• _Exercise details_: Gather all lines from the material that contain "sharpened".

• _Extracted entries_:
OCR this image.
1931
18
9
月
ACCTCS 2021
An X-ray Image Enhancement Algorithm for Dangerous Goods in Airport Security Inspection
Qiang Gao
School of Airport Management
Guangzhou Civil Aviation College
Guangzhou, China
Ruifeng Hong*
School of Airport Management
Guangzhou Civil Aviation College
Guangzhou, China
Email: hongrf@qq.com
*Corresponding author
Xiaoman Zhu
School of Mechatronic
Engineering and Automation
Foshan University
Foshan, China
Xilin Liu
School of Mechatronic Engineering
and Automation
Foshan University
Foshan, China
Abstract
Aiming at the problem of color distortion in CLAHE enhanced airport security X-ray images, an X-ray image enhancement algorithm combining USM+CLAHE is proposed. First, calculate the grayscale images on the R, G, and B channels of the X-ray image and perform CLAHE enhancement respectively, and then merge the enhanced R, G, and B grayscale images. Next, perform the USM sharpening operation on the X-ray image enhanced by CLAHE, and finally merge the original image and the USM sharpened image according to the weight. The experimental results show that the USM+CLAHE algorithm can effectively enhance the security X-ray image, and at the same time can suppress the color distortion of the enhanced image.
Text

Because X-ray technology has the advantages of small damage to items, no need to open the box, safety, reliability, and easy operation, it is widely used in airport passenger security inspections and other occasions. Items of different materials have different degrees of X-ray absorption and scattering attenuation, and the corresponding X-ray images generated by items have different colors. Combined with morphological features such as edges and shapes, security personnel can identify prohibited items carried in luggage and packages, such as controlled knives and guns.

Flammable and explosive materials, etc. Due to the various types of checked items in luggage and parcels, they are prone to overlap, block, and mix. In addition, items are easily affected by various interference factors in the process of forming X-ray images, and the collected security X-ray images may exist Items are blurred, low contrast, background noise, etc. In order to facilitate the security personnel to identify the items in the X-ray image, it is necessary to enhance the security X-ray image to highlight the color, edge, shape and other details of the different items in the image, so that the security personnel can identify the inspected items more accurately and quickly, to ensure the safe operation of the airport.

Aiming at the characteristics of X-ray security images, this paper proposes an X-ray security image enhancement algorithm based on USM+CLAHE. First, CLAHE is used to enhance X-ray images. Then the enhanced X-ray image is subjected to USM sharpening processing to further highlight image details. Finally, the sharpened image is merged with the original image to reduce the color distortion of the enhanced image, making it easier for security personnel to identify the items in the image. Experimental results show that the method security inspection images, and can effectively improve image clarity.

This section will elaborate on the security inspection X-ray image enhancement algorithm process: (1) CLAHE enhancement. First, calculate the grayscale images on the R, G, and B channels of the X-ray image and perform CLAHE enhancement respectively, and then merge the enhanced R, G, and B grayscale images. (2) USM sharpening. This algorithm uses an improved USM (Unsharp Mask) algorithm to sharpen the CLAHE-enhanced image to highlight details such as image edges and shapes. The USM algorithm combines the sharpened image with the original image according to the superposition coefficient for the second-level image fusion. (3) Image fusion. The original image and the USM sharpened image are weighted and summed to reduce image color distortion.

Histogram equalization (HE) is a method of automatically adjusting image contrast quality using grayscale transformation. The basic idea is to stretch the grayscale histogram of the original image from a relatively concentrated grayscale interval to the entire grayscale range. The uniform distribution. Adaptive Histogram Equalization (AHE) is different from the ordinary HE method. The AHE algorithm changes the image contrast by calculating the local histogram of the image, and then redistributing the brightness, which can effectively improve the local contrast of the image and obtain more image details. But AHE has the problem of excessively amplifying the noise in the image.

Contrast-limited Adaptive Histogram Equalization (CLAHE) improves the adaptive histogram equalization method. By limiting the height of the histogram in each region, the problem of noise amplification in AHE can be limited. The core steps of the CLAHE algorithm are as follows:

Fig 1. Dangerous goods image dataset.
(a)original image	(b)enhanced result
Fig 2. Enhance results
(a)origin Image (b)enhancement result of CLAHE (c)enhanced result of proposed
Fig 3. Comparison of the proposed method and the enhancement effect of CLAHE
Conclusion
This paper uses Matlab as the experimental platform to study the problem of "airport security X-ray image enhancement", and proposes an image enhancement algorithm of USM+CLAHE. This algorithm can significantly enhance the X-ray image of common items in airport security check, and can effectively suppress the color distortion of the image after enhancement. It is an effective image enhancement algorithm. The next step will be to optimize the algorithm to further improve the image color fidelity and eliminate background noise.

• _Finished answer_:
Aiming at the problem of color distortion in CLAHE enhanced airport security X-ray images, an X-ray image enhancement algorithm combining USM+CLAHE is proposed. First, calculate the grayscale images on the R, G, and B channels of the X-ray image and perform CLAHE enhancement respectively, and then merge the enhanced R, G, and B grayscale images. Next, perform the USM sharpening operation on the X-ray image enhanced by CLAHE, and finally merge the original image and the USM sharpened image according to the weight. The experimental results show that the USM+CLAHE algorithm can effectively enhance the security X-ray image, and at the same time can suppress the color distortion of the enhanced image.
Aiming at the characteristics of X-ray security images, this paper proposes an X-ray security image enhancement algorithm based on USM+CLAHE. First, CLAHE is used to enhance X-ray images. Then the enhanced X-ray image is subjected to USM sharpening processing to further highlight image details. Finally, the sharpened image is merged with the original image to reduce the color distortion of the enhanced image, making it easier for security personnel to identify the items in the image. Experimental results show that the method security inspection images, and can effectively improve image clarity.
This section will elaborate on the security inspection X-ray image enhancement algorithm process: (1) CLAHE enhancement. First, calculate the grayscale images on the R, G, and B channels of the X-ray image and perform CLAHE enhancement respectively, and then merge the enhanced R, G, and B grayscale images. (2) USM sharpening. This algorithm uses an improved USM (Unsharp Mask) algorithm to sharpen the CLAHE-enhanced image to highlight details such as image edges and shapes. The USM algorithm combines the sharpened image with the original image according to the superposition coefficient for the second-level image fusion. (3) Image fusion. The original image and the USM sharpened image are weighted and summed to reduce image color distortion.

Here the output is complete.